== TASK OBJECTIVE ==
Word for word, retype every entry in the listing.
** BEGIN ENTRIES SHOWN **
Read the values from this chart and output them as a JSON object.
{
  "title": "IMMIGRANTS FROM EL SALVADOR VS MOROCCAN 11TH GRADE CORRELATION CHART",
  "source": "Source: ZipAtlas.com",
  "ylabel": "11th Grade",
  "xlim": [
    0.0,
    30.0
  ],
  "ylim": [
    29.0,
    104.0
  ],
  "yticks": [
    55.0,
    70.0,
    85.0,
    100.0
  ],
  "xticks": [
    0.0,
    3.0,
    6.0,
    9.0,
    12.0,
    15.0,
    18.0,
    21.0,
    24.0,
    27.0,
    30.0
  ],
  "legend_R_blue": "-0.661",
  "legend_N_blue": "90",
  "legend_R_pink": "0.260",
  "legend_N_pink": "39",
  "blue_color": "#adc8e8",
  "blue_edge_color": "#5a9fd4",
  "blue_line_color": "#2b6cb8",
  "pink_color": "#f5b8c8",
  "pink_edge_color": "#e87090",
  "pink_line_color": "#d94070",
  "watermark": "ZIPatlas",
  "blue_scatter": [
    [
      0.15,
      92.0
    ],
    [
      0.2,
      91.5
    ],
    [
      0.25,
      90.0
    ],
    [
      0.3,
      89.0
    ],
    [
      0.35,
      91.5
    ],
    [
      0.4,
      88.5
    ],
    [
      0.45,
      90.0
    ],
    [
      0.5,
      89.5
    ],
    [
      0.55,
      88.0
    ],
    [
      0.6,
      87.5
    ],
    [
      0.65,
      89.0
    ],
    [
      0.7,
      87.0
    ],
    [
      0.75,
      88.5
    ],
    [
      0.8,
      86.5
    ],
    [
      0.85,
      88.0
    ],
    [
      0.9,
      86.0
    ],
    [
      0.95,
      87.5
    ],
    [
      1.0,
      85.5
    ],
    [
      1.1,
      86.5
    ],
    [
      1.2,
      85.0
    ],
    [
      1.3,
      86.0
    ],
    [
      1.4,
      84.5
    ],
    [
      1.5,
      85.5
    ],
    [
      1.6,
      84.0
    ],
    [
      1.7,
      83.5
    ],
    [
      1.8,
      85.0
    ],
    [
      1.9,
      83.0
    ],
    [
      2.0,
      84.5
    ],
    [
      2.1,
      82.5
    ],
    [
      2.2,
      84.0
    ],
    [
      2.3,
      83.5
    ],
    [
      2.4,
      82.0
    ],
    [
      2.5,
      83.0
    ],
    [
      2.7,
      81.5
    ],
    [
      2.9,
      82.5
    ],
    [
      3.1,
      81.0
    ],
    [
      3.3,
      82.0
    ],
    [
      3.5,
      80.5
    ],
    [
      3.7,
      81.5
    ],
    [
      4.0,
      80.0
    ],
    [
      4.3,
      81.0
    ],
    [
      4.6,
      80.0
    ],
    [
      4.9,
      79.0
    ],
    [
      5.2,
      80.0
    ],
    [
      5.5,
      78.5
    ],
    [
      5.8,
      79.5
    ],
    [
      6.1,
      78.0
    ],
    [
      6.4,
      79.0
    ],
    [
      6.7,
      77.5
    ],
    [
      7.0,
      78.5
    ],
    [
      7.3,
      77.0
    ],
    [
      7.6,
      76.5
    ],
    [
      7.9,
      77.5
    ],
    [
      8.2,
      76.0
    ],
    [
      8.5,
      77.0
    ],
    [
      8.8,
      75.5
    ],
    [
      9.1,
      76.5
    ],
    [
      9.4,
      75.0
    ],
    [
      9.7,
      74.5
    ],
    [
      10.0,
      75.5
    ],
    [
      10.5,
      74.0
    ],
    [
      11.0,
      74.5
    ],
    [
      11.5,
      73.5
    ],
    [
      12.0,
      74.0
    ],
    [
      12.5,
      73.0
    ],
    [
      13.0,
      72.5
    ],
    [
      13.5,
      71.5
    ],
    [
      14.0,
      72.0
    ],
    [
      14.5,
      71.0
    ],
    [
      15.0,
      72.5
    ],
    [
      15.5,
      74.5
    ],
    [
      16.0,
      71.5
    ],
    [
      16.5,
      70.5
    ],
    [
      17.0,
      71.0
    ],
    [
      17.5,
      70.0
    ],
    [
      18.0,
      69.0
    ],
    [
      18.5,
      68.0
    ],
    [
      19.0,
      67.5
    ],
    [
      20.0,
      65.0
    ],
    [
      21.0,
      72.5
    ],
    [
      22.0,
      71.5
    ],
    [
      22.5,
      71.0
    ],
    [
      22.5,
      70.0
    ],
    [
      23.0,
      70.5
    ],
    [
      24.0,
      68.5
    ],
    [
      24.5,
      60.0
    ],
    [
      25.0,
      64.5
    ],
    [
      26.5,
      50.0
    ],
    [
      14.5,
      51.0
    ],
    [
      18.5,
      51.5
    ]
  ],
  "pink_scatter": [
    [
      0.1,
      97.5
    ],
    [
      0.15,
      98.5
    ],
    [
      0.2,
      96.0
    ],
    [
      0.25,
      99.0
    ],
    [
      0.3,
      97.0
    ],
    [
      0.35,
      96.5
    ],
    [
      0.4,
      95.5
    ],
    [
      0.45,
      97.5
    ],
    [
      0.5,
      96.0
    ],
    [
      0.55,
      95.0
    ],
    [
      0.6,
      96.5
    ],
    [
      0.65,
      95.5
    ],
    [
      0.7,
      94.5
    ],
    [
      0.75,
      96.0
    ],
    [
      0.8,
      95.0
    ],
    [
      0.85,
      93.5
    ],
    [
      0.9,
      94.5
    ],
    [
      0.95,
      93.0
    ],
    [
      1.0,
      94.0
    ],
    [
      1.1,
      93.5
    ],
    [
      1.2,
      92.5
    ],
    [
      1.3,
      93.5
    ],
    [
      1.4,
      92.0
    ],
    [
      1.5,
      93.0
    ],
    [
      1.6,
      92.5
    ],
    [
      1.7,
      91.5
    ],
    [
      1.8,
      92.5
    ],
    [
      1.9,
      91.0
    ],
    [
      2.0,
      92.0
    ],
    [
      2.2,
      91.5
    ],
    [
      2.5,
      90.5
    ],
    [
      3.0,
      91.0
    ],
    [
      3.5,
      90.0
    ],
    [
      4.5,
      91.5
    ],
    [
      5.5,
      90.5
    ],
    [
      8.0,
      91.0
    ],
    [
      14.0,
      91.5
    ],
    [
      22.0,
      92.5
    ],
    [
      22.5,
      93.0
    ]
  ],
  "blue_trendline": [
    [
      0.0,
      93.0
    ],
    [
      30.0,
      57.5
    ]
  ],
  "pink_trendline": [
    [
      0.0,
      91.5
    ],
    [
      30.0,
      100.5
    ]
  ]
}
** END ENTRIES SHOWN **
== SOLVED PROBLEM ==
Read the values from this chart and output them as a JSON object.
{
  "title": "IMMIGRANTS FROM EL SALVADOR VS MOROCCAN 11TH GRADE CORRELATION CHART",
  "source": "Source: ZipAtlas.com",
  "ylabel": "11th Grade",
  "xlim": [
    0.0,
    30.0
  ],
  "ylim": [
    29.0,
    104.0
  ],
  "yticks": [
    55.0,
    70.0,
    85.0,
    100.0
  ],
  "xticks": [
    0.0,
    3.0,
    6.0,
    9.0,
    12.0,
    15.0,
    18.0,
    21.0,
    24.0,
    27.0,
    30.0
  ],
  "legend_R_blue": "-0.661",
  "legend_N_blue": "90",
  "legend_R_pink": "0.260",
  "legend_N_pink": "39",
  "blue_color": "#adc8e8",
  "blue_edge_color": "#5a9fd4",
  "blue_line_color": "#2b6cb8",
  "pink_color": "#f5b8c8",
  "pink_edge_color": "#e87090",
  "pink_line_color": "#d94070",
  "watermark": "ZIPatlas",
  "blue_scatter": [
    [
      0.15,
      92.0
    ],
    [
      0.2,
      91.5
    ],
    [
      0.25,
      90.0
    ],
    [
      0.3,
      89.0
    ],
    [
      0.35,
      91.5
    ],
    [
      0.4,
      88.5
    ],
    [
      0.45,
      90.0
    ],
    [
      0.5,
      89.5
    ],
    [
      0.55,
      88.0
    ],
    [
      0.6,
      87.5
    ],
    [
      0.65,
      89.0
    ],
    [
      0.7,
      87.0
    ],
    [
      0.75,
      88.5
    ],
    [
      0.8,
      86.5
    ],
    [
      0.85,
      88.0
    ],
    [
      0.9,
      86.0
    ],
    [
      0.95,
      87.5
    ],
    [
      1.0,
      85.5
    ],
    [
      1.1,
      86.5
    ],
    [
      1.2,
      85.0
    ],
    [
      1.3,
      86.0
    ],
    [
      1.4,
      84.5
    ],
    [
      1.5,
      85.5
    ],
    [
      1.6,
      84.0
    ],
    [
      1.7,
      83.5
    ],
    [
      1.8,
      85.0
    ],
    [
      1.9,
      83.0
    ],
    [
      2.0,
      84.5
    ],
    [
      2.1,
      82.5
    ],
    [
      2.2,
      84.0
    ],
    [
      2.3,
      83.5
    ],
    [
      2.4,
      82.0
    ],
    [
      2.5,
      83.0
    ],
    [
      2.7,
      81.5
    ],
    [
      2.9,
      82.5
    ],
    [
      3.1,
      81.0
    ],
    [
      3.3,
      82.0
    ],
    [
      3.5,
      80.5
    ],
    [
      3.7,
      81.5
    ],
    [
      4.0,
      80.0
    ],
    [
      4.3,
      81.0
    ],
    [
      4.6,
      80.0
    ],
    [
      4.9,
      79.0
    ],
    [
      5.2,
      80.0
    ],
    [
      5.5,
      78.5
    ],
    [
      5.8,
      79.5
    ],
    [
      6.1,
      78.0
    ],
    [
      6.4,
      79.0
    ],
    [
      6.7,
      77.5
    ],
    [
      7.0,
      78.5
    ],
    [
      7.3,
      77.0
    ],
    [
      7.6,
      76.5
    ],
    [
      7.9,
      77.5
    ],
    [
      8.2,
      76.0
    ],
    [
      8.5,
      77.0
    ],
    [
      8.8,
      75.5
    ],
    [
      9.1,
      76.5
    ],
    [
      9.4,
      75.0
    ],
    [
      9.7,
      74.5
    ],
    [
      10.0,
      75.5
    ],
    [
      10.5,
      74.0
    ],
    [
      11.0,
      74.5
    ],
    [
      11.5,
      73.5
    ],
    [
      12.0,
      74.0
    ],
    [
      12.5,
      73.0
    ],
    [
      13.0,
      72.5
    ],
    [
      13.5,
      71.5
    ],
    [
      14.0,
      72.0
    ],
    [
      14.5,
      71.0
    ],
    [
      15.0,
      72.5
    ],
    [
      15.5,
      74.5
    ],
    [
      16.0,
      71.5
    ],
    [
      16.5,
      70.5
    ],
    [
      17.0,
      71.0
    ],
    [
      17.5,
      70.0
    ],
    [
      18.0,
      69.0
    ],
    [
      18.5,
      68.0
    ],
    [
      19.0,
      67.5
    ],
    [
      20.0,
      65.0
    ],
    [
      21.0,
      72.5
    ],
    [
      22.0,
      71.5
    ],
    [
      22.5,
      71.0
    ],
    [
      22.5,
      70.0
    ],
    [
      23.0,
      70.5
    ],
    [
      24.0,
      68.5
    ],
    [
      24.5,
      60.0
    ],
    [
      25.0,
      64.5
    ],
    [
      26.5,
      50.0
    ],
    [
      14.5,
      51.0
    ],
    [
      18.5,
      51.5
    ]
  ],
  "pink_scatter": [
    [
      0.1,
      97.5
    ],
    [
      0.15,
      98.5
    ],
    [
      0.2,
      96.0
    ],
    [
      0.25,
      99.0
    ],
    [
      0.3,
      97.0
    ],
    [
      0.35,
      96.5
    ],
    [
      0.4,
      95.5
    ],
    [
      0.45,
      97.5
    ],
    [
      0.5,
      96.0
    ],
    [
      0.55,
      95.0
    ],
    [
      0.6,
      96.5
    ],
    [
      0.65,
      95.5
    ],
    [
      0.7,
      94.5
    ],
    [
      0.75,
      96.0
    ],
    [
      0.8,
      95.0
    ],
    [
      0.85,
      93.5
    ],
    [
      0.9,
      94.5
    ],
    [
      0.95,
      93.0
    ],
    [
      1.0,
      94.0
    ],
    [
      1.1,
      93.5
    ],
    [
      1.2,
      92.5
    ],
    [
      1.3,
      93.5
    ],
    [
      1.4,
      92.0
    ],
    [
      1.5,
      93.0
    ],
    [
      1.6,
      92.5
    ],
    [
      1.7,
      91.5
    ],
    [
      1.8,
      92.5
    ],
    [
      1.9,
      91.0
    ],
    [
      2.0,
      92.0
    ],
    [
      2.2,
      91.5
    ],
    [
      2.5,
      90.5
    ],
    [
      3.0,
      91.0
    ],
    [
      3.5,
      90.0
    ],
    [
      4.5,
      91.5
    ],
    [
      5.5,
      90.5
    ],
    [
      8.0,
      91.0
    ],
    [
      14.0,
      91.5
    ],
    [
      22.0,
      92.5
    ],
    [
      22.5,
      93.0
    ]
  ],
  "blue_trendline": [
    [
      0.0,
      93.0
    ],
    [
      30.0,
      57.5
    ]
  ],
  "pink_trendline": [
    [
      0.0,
      91.5
    ],
    [
      30.0,
      100.5
    ]
  ]
}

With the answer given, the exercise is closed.